Exercise directions :: Return only the number of lines holding the word "Состояние".

Material supplied ::
■ ■ ■

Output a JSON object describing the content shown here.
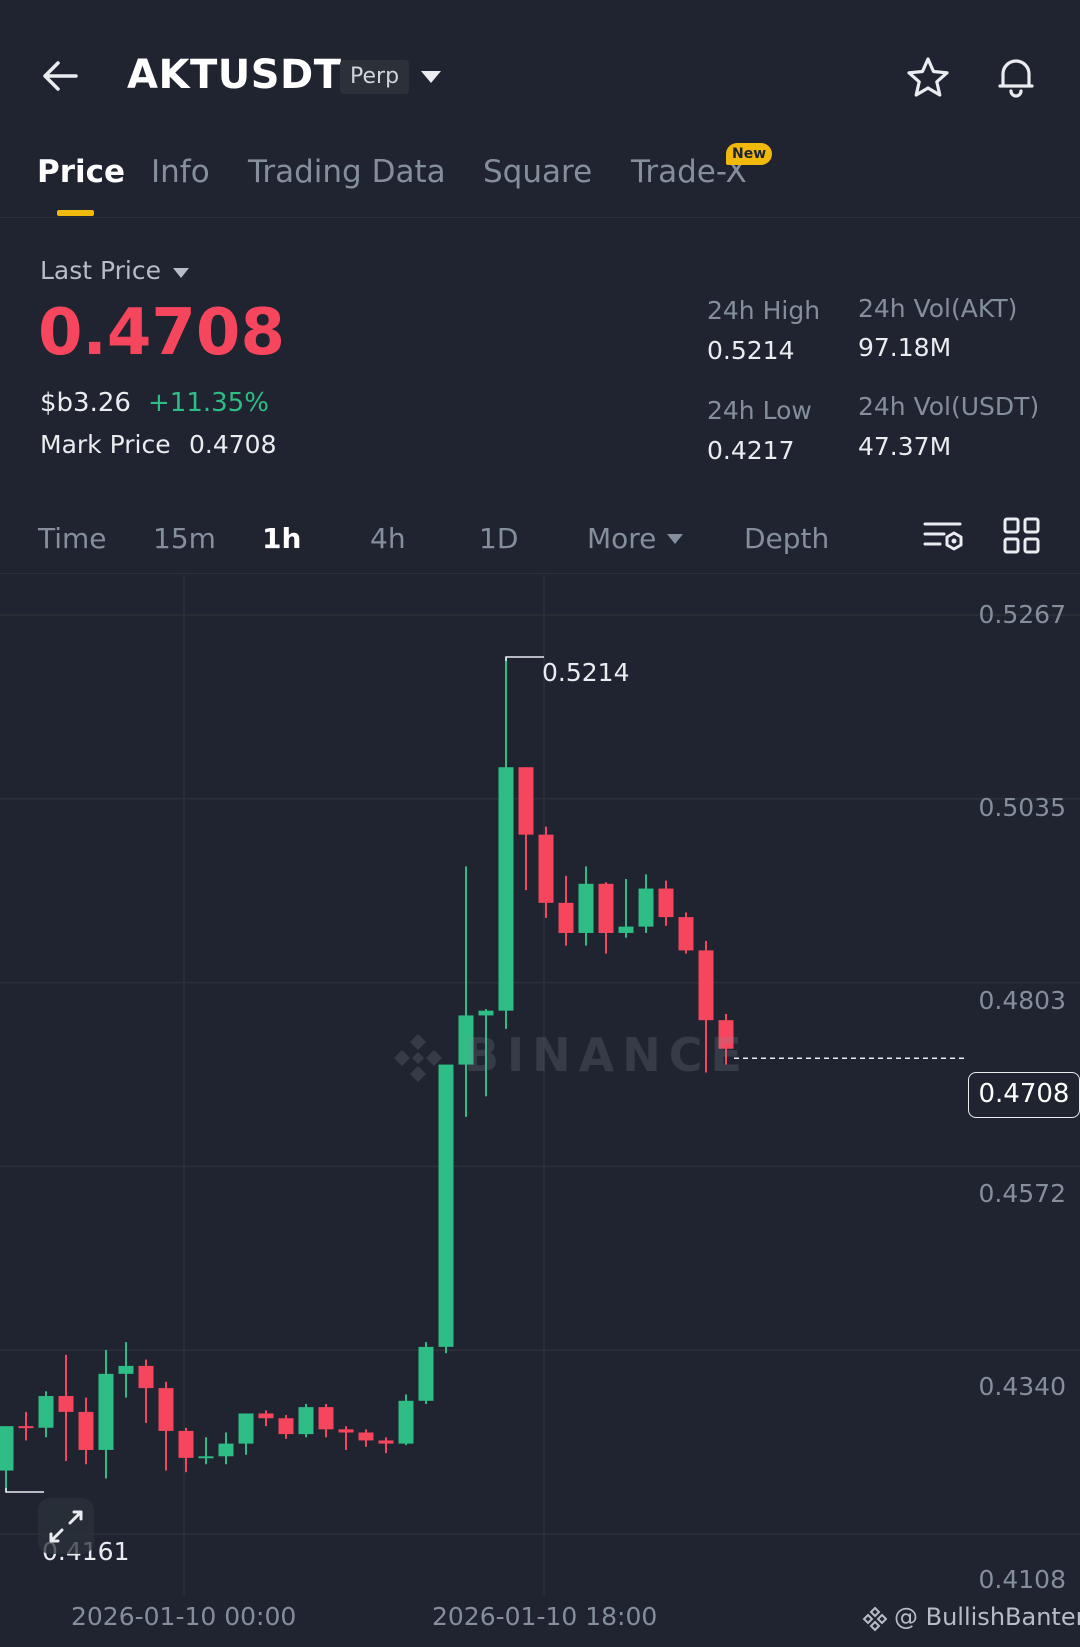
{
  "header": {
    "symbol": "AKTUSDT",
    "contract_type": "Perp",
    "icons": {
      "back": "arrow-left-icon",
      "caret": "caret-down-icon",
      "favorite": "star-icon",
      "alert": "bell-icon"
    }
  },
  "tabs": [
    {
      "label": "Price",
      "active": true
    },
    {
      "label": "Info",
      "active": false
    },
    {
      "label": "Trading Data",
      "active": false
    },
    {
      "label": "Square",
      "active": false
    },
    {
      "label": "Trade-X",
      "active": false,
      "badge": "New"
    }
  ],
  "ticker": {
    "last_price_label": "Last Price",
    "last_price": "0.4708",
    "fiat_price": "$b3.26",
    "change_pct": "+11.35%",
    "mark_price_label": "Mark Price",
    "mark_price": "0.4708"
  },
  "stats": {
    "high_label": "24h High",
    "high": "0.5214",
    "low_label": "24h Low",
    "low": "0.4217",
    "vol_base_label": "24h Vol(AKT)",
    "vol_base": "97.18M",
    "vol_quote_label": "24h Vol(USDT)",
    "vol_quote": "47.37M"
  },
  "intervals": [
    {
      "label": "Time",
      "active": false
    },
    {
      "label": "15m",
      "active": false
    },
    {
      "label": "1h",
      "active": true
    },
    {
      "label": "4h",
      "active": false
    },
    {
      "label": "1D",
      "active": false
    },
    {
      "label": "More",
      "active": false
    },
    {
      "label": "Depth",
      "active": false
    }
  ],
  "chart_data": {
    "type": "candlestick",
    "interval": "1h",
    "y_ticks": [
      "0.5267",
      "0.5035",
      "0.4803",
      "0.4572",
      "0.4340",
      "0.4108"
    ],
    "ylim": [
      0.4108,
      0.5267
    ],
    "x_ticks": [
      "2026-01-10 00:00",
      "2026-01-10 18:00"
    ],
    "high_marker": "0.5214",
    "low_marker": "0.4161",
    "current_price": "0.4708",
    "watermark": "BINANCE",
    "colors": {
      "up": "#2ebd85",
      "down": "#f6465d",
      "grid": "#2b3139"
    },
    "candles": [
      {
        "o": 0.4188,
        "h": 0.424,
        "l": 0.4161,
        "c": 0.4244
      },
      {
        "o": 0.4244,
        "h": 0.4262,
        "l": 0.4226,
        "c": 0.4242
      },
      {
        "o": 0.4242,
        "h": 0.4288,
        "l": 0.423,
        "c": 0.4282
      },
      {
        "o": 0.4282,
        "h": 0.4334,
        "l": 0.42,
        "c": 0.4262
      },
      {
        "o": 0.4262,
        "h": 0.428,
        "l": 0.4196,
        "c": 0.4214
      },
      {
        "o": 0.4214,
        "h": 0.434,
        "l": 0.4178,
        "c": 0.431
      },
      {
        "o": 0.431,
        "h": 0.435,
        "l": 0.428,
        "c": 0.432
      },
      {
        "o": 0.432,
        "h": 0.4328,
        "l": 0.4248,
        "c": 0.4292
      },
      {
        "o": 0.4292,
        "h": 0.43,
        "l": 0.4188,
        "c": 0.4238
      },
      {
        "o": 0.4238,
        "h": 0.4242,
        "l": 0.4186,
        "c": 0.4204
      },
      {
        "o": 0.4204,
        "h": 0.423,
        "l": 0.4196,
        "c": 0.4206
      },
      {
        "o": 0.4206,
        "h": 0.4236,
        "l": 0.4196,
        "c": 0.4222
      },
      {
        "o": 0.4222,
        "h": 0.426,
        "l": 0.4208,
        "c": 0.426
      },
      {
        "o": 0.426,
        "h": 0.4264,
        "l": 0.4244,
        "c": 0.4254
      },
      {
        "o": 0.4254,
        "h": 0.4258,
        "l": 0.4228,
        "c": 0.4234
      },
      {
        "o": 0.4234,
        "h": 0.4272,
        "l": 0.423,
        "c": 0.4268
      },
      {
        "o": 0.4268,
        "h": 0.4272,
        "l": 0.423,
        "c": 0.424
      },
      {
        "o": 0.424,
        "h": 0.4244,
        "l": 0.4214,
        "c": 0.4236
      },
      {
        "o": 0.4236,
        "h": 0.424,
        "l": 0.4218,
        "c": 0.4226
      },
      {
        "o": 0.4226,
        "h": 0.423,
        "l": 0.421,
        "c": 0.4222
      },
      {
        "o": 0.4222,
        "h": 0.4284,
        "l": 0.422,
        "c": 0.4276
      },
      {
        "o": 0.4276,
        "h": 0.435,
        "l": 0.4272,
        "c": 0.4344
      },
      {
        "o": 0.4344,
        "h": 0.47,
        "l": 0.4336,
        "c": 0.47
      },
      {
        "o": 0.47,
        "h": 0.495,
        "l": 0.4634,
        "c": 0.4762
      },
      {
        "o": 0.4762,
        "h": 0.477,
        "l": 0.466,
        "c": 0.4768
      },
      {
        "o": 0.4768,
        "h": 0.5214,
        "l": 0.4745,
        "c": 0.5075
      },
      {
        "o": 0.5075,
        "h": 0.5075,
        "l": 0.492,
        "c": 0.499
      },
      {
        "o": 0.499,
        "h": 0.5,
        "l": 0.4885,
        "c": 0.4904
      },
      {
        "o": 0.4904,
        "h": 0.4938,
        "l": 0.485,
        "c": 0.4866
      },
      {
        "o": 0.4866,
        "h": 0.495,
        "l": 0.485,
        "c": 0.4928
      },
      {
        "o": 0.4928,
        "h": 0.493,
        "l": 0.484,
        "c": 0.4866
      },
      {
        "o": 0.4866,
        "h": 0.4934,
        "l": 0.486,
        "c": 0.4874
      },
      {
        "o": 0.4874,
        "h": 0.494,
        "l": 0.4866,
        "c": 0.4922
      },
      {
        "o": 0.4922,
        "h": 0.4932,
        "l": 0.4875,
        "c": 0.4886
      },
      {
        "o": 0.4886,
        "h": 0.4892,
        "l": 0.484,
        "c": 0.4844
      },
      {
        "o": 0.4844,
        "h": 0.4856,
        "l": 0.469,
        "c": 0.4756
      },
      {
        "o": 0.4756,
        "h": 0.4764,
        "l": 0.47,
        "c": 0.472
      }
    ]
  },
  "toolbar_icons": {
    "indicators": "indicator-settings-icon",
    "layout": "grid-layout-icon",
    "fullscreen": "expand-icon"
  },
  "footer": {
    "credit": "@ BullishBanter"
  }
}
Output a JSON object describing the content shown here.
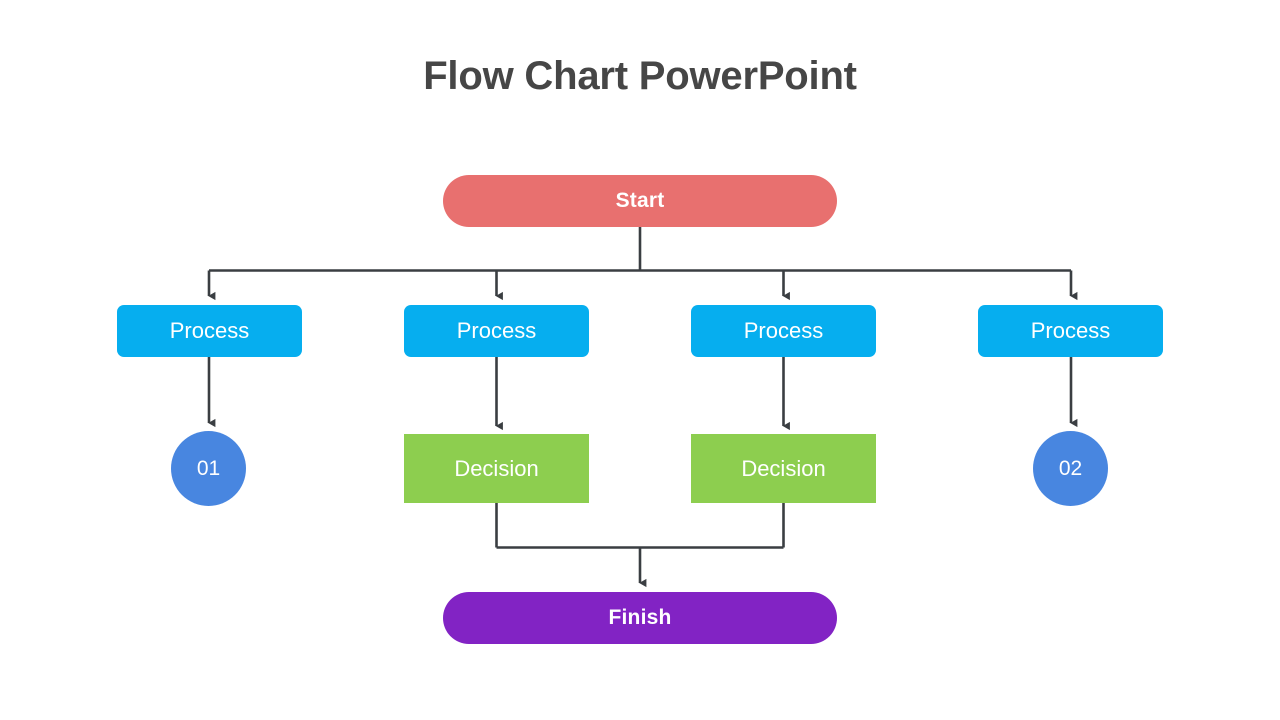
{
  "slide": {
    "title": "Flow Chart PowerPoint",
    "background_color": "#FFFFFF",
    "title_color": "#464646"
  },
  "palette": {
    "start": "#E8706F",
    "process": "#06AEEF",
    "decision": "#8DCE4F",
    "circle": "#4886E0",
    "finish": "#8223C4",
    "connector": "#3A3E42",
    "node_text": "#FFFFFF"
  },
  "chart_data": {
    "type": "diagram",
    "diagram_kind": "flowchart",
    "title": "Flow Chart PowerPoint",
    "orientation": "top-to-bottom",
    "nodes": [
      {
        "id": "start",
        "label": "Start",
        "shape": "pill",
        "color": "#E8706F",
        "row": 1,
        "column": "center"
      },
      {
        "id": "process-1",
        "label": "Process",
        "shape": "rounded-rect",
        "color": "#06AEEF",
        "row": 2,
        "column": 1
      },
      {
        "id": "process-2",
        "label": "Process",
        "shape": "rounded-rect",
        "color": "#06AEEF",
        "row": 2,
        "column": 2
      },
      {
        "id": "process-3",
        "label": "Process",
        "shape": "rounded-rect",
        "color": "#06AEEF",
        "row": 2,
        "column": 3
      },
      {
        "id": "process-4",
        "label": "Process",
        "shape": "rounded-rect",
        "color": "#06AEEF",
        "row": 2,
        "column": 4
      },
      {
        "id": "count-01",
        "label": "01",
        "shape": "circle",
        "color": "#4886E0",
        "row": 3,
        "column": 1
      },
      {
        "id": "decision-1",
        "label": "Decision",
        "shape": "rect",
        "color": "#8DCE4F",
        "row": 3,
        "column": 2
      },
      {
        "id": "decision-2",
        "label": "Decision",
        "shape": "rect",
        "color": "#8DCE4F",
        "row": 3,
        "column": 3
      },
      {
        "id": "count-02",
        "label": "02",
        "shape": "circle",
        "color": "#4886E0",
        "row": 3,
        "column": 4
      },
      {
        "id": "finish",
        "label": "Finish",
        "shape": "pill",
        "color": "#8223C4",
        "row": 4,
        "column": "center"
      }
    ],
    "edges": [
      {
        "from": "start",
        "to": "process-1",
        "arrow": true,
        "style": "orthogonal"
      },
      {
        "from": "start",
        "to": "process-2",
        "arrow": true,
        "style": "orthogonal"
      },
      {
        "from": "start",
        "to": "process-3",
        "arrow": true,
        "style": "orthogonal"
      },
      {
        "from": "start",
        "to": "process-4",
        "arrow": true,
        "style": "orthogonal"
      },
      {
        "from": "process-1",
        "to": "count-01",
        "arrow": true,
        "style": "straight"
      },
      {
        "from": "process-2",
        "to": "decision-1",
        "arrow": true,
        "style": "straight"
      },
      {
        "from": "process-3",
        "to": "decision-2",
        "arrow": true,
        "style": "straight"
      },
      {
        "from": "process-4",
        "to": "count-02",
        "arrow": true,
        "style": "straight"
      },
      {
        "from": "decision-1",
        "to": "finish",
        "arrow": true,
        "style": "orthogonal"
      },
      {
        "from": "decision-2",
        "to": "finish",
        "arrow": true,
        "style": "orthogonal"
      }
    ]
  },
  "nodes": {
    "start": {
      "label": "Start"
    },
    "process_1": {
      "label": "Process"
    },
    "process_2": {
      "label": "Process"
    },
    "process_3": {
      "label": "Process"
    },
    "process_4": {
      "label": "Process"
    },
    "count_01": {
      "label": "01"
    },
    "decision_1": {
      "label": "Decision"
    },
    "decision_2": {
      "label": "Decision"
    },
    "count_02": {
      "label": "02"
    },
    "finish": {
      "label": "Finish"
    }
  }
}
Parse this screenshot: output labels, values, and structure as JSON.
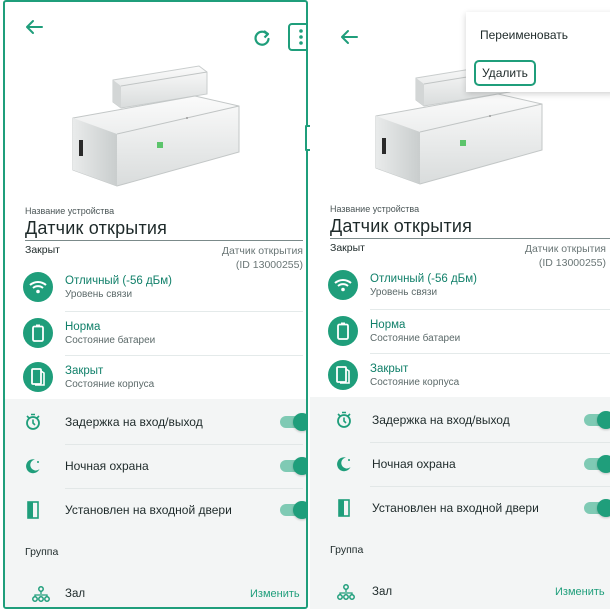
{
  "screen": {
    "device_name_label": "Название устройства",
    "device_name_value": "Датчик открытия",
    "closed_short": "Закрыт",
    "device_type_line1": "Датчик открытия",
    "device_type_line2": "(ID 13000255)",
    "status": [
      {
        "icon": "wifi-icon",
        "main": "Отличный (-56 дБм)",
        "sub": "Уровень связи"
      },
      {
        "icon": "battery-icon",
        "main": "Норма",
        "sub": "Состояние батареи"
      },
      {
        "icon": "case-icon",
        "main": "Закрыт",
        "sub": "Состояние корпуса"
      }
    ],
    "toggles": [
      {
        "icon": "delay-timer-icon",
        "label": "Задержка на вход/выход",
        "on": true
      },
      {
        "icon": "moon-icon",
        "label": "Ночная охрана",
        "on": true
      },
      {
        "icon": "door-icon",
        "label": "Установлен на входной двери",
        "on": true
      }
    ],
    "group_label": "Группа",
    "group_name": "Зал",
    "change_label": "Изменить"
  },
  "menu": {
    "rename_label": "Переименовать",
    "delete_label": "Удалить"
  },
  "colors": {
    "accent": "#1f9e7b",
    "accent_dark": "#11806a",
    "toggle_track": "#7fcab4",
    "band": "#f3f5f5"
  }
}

■ ■ ■

Answer in full :: 2